### What needs to be done
Would you quote the material below in full and unchanged?

── Dataset

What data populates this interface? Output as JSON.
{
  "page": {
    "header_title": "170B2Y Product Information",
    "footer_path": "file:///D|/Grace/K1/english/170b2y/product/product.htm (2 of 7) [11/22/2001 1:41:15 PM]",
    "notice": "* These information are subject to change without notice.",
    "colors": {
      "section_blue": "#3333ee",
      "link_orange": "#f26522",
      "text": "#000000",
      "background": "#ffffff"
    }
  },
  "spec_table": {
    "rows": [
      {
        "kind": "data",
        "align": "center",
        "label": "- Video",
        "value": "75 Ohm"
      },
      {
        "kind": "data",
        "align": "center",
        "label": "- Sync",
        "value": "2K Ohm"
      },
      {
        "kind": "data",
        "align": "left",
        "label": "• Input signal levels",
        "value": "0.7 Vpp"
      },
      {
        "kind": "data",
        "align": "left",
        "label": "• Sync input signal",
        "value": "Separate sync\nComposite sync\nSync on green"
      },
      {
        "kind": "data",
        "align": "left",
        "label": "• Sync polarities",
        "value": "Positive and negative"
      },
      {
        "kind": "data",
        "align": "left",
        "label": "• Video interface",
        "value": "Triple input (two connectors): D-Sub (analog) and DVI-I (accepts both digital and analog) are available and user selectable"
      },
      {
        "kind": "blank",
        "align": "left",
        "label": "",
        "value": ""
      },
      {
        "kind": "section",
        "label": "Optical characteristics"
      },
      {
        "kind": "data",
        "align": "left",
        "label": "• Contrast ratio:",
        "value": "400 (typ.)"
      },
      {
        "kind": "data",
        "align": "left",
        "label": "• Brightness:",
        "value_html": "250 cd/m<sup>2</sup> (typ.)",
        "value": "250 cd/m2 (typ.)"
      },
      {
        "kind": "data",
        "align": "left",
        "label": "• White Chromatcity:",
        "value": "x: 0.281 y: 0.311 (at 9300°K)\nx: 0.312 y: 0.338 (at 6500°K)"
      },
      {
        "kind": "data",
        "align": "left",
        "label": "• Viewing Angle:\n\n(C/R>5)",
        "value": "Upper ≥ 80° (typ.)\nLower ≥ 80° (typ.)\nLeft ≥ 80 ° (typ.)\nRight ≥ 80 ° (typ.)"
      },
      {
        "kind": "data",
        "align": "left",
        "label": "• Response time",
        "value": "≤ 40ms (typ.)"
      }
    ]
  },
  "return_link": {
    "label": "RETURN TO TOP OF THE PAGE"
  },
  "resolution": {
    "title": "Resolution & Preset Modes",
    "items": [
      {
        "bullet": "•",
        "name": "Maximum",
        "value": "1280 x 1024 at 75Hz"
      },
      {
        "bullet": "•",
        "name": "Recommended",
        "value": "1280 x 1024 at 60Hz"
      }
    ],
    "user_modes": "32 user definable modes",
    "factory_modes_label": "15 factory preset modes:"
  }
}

────

### Exercise result
What data populates this interface? Output as JSON.
{
  "page": {
    "header_title": "170B2Y Product Information",
    "footer_path": "file:///D|/Grace/K1/english/170b2y/product/product.htm (2 of 7) [11/22/2001 1:41:15 PM]",
    "notice": "* These information are subject to change without notice.",
    "colors": {
      "section_blue": "#3333ee",
      "link_orange": "#f26522",
      "text": "#000000",
      "background": "#ffffff"
    }
  },
  "spec_table": {
    "rows": [
      {
        "kind": "data",
        "align": "center",
        "label": "- Video",
        "value": "75 Ohm"
      },
      {
        "kind": "data",
        "align": "center",
        "label": "- Sync",
        "value": "2K Ohm"
      },
      {
        "kind": "data",
        "align": "left",
        "label": "• Input signal levels",
        "value": "0.7 Vpp"
      },
      {
        "kind": "data",
        "align": "left",
        "label": "• Sync input signal",
        "value": "Separate sync\nComposite sync\nSync on green"
      },
      {
        "kind": "data",
        "align": "left",
        "label": "• Sync polarities",
        "value": "Positive and negative"
      },
      {
        "kind": "data",
        "align": "left",
        "label": "• Video interface",
        "value": "Triple input (two connectors): D-Sub (analog) and DVI-I (accepts both digital and analog) are available and user selectable"
      },
      {
        "kind": "blank",
        "align": "left",
        "label": "",
        "value": ""
      },
      {
        "kind": "section",
        "label": "Optical characteristics"
      },
      {
        "kind": "data",
        "align": "left",
        "label": "• Contrast ratio:",
        "value": "400 (typ.)"
      },
      {
        "kind": "data",
        "align": "left",
        "label": "• Brightness:",
        "value_html": "250 cd/m<sup>2</sup> (typ.)",
        "value": "250 cd/m2 (typ.)"
      },
      {
        "kind": "data",
        "align": "left",
        "label": "• White Chromatcity:",
        "value": "x: 0.281 y: 0.311 (at 9300°K)\nx: 0.312 y: 0.338 (at 6500°K)"
      },
      {
        "kind": "data",
        "align": "left",
        "label": "• Viewing Angle:\n\n(C/R>5)",
        "value": "Upper ≥ 80° (typ.)\nLower ≥ 80° (typ.)\nLeft ≥ 80 ° (typ.)\nRight ≥ 80 ° (typ.)"
      },
      {
        "kind": "data",
        "align": "left",
        "label": "• Response time",
        "value": "≤ 40ms (typ.)"
      }
    ]
  },
  "return_link": {
    "label": "RETURN TO TOP OF THE PAGE"
  },
  "resolution": {
    "title": "Resolution & Preset Modes",
    "items": [
      {
        "bullet": "•",
        "name": "Maximum",
        "value": "1280 x 1024 at 75Hz"
      },
      {
        "bullet": "•",
        "name": "Recommended",
        "value": "1280 x 1024 at 60Hz"
      }
    ],
    "user_modes": "32 user definable modes",
    "factory_modes_label": "15 factory preset modes:"
  }
}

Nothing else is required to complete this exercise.